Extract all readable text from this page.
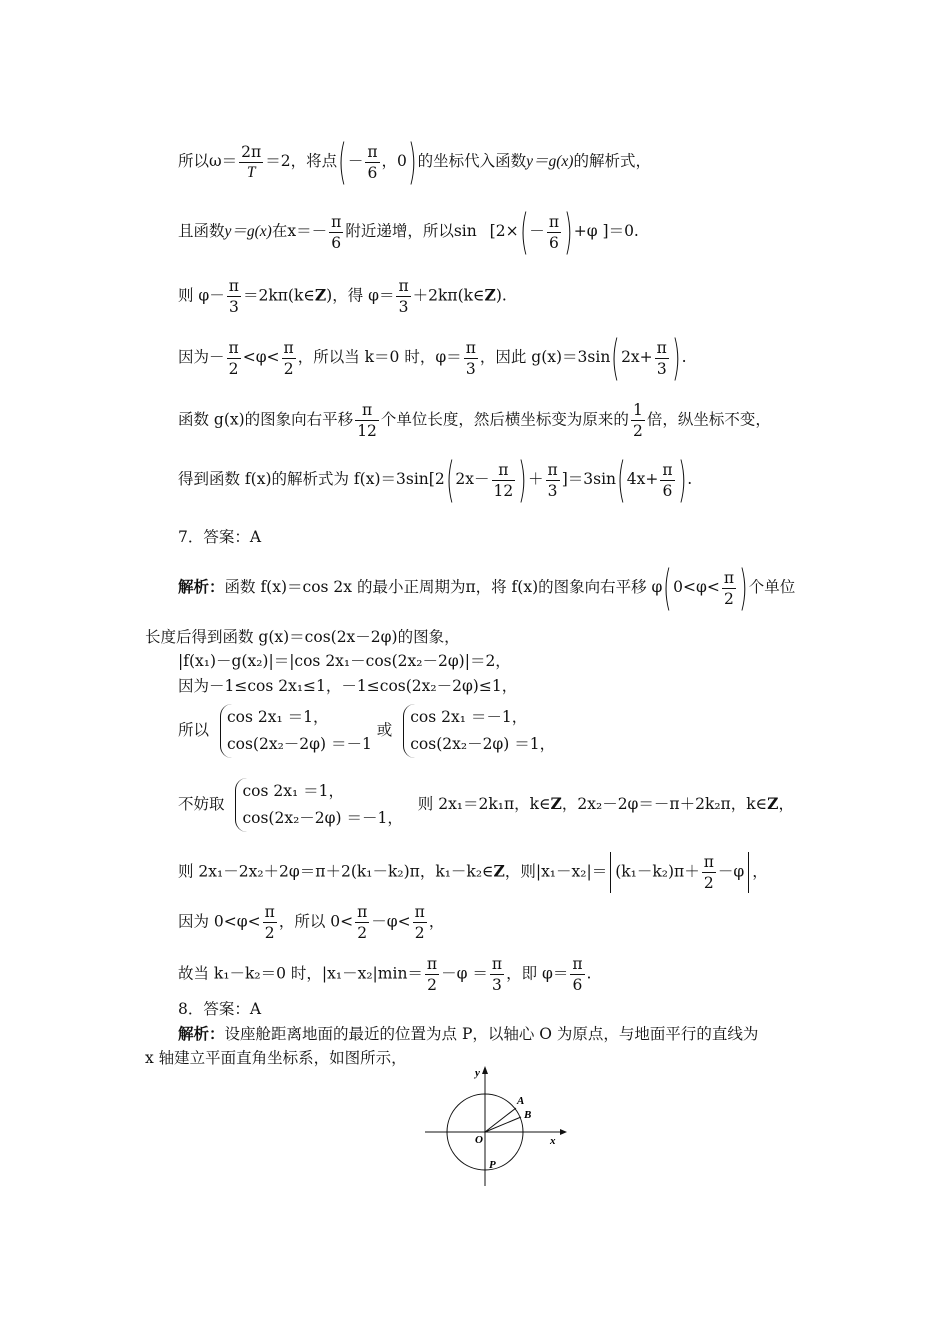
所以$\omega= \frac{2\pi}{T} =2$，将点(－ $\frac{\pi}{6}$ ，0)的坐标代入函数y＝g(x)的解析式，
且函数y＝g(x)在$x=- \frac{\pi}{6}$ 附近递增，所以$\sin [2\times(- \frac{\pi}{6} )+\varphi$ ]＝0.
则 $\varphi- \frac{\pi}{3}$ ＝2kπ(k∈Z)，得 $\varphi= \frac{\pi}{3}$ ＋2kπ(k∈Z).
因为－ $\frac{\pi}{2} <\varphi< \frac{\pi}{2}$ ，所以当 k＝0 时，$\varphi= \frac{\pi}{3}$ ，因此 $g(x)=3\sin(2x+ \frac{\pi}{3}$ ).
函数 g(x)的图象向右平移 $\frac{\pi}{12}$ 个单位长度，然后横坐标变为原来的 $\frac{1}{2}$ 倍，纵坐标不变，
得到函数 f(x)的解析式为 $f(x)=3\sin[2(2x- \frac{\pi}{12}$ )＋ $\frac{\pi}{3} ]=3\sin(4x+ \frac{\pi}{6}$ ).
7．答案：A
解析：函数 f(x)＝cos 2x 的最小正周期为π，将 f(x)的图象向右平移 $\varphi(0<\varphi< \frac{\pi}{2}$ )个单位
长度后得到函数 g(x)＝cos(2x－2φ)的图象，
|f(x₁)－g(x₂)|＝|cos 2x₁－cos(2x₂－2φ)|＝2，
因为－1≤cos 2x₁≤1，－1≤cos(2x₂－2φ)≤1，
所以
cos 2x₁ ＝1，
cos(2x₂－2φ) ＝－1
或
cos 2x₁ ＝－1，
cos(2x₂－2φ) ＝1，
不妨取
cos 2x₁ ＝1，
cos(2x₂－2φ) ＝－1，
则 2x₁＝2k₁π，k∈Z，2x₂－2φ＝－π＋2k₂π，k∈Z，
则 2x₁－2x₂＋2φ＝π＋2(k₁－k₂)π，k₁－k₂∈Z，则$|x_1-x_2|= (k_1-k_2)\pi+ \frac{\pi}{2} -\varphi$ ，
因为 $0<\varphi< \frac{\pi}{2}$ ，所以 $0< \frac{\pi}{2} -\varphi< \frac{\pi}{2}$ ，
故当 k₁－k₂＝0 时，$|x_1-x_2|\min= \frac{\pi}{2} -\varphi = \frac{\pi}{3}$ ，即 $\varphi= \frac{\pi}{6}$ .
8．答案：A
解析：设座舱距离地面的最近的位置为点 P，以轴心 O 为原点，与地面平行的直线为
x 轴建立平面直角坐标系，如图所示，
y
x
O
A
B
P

━━━━━━━━━━

## Problem
Locate the string "的图象向右平移" in the listing above and copy every line where it occurs.

## Correct output
函数 g(x)的图象向右平移 $\frac{\pi}{12}$ 个单位长度，然后横坐标变为原来的 $\frac{1}{2}$ 倍，纵坐标不变，
解析：函数 f(x)＝cos 2x 的最小正周期为π，将 f(x)的图象向右平移 $\varphi(0<\varphi< \frac{\pi}{2}$ )个单位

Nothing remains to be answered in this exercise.